TASK TO CARRY OUT: Copy each line of the records that contains the word "document".

DATA ENTRIES:
* start *

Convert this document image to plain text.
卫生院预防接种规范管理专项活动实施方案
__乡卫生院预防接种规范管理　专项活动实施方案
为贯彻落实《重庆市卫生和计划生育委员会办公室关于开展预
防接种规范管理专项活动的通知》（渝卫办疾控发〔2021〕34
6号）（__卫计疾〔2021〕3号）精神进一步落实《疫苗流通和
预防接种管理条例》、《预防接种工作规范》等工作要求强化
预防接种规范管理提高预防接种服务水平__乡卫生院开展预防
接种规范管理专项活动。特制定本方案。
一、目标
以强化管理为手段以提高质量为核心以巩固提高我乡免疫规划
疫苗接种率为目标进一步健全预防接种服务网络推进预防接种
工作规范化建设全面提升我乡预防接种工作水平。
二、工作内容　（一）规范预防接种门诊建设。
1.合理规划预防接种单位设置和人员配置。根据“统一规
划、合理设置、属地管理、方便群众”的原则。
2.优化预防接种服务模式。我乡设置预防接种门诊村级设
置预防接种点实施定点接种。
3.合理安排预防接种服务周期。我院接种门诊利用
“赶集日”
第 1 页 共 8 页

* end *
* start *

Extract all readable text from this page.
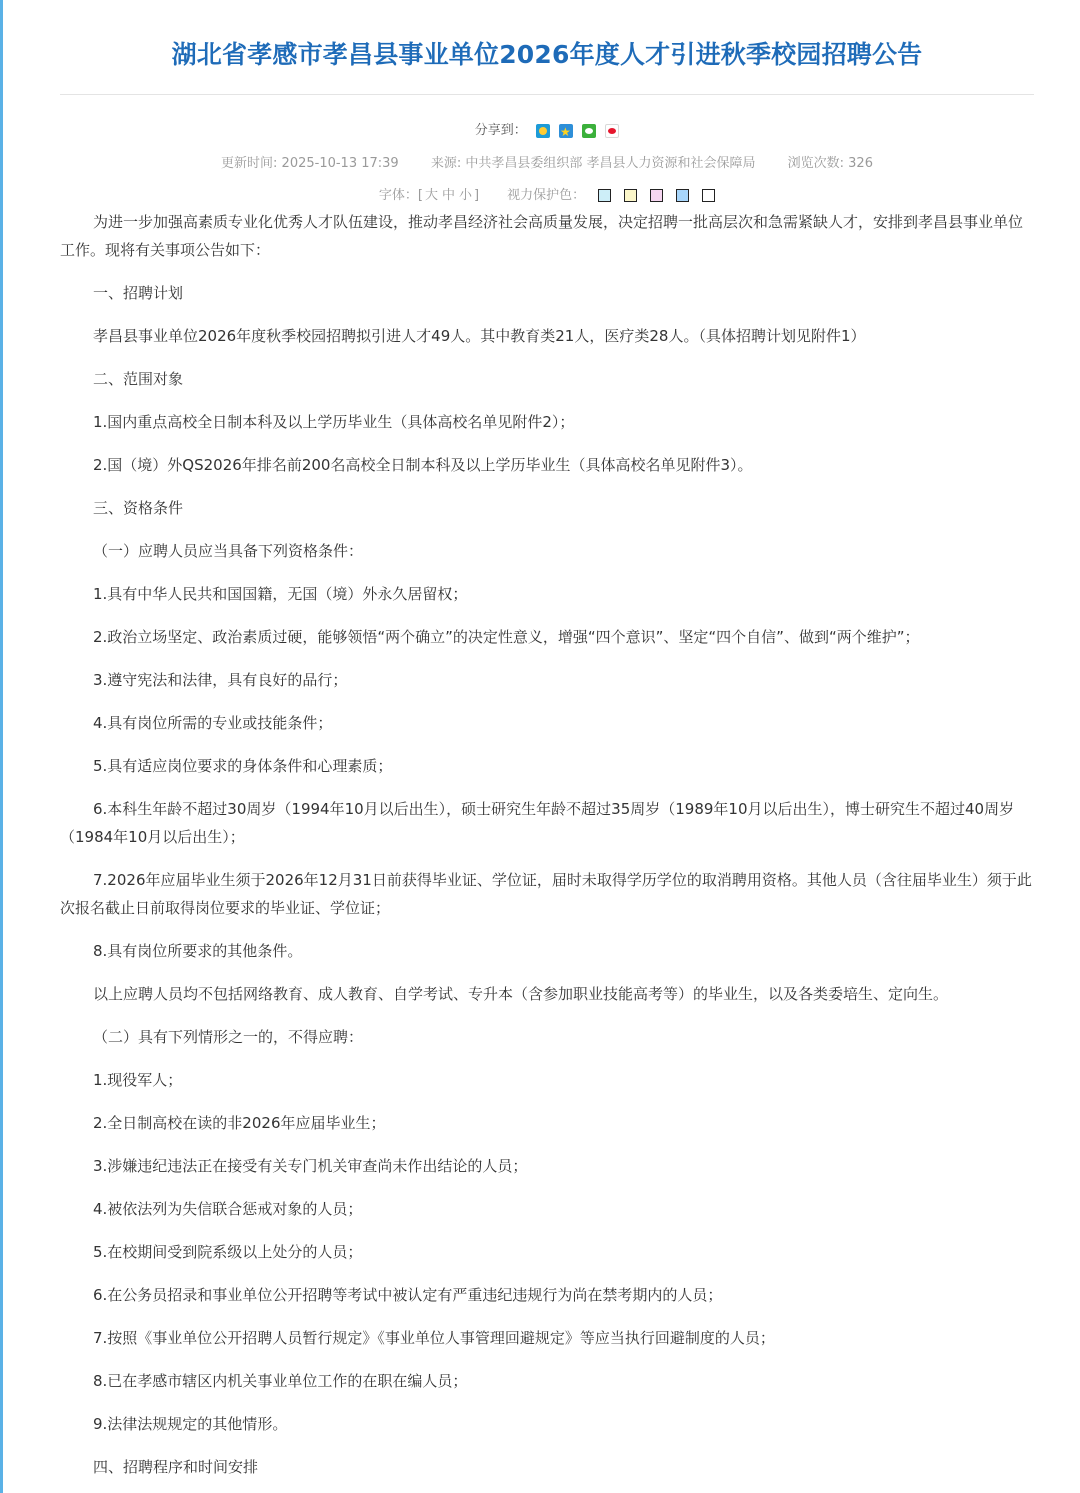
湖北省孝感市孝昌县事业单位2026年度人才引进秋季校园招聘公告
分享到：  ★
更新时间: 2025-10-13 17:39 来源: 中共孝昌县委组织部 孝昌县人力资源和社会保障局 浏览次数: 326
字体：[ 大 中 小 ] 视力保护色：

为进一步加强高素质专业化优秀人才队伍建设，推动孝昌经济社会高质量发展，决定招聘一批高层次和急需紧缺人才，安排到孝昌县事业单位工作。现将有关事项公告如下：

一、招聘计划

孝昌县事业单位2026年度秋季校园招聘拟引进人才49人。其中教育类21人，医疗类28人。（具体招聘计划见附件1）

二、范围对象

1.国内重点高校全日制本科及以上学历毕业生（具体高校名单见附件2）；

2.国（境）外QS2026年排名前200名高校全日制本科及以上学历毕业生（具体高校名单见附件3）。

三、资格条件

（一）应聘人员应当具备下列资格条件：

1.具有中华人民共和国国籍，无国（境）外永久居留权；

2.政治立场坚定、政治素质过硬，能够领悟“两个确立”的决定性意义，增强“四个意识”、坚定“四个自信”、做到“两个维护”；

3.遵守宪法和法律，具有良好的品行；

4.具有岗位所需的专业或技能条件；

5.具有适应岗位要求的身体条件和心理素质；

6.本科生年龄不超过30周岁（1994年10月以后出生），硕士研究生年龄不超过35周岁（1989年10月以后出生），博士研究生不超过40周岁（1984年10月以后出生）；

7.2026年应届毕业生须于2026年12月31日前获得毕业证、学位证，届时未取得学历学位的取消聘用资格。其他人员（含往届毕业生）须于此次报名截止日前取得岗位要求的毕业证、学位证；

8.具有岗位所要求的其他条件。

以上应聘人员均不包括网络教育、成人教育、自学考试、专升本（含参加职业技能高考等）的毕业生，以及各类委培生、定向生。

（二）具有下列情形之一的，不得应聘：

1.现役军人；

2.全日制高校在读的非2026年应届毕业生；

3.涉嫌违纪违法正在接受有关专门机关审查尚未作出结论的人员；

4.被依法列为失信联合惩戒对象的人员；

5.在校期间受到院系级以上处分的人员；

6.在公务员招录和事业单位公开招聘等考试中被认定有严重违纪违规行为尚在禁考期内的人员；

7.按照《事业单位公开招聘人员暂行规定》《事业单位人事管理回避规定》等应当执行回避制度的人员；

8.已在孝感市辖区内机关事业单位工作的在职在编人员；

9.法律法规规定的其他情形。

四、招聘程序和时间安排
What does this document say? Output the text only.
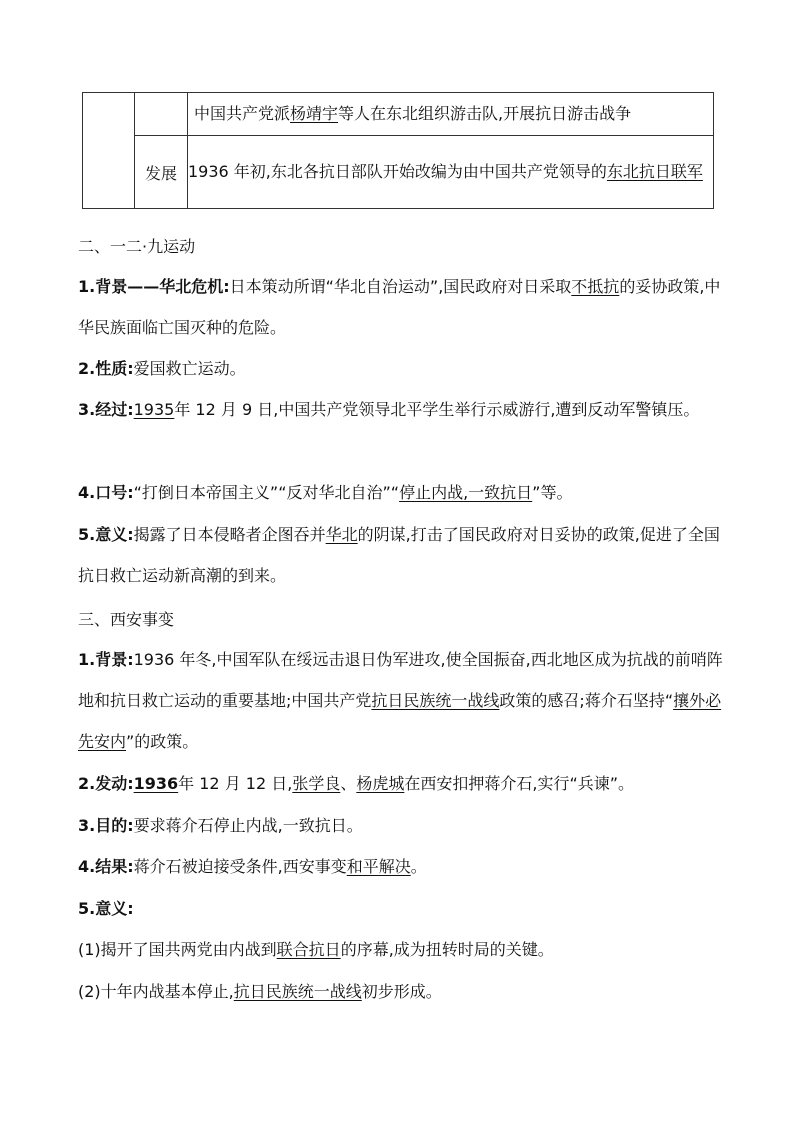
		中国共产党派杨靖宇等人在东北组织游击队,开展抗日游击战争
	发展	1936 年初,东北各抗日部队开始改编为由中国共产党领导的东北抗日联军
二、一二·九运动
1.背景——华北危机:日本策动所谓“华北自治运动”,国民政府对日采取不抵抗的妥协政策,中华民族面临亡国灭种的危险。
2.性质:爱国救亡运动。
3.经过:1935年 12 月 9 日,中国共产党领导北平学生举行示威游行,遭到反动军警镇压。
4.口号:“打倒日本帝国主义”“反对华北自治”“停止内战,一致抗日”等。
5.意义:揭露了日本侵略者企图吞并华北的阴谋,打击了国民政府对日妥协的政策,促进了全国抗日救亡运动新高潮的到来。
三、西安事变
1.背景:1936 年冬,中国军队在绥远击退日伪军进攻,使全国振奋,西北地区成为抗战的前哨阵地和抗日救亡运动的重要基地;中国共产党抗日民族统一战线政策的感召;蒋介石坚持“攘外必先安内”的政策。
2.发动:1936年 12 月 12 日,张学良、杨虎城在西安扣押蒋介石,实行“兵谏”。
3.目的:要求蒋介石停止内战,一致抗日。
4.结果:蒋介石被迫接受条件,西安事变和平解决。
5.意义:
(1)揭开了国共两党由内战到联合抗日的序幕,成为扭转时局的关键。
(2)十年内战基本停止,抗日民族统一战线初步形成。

* end *

CORRECT ANSWER:
Convert this document image to plain text.
What does this document say? Output the text only.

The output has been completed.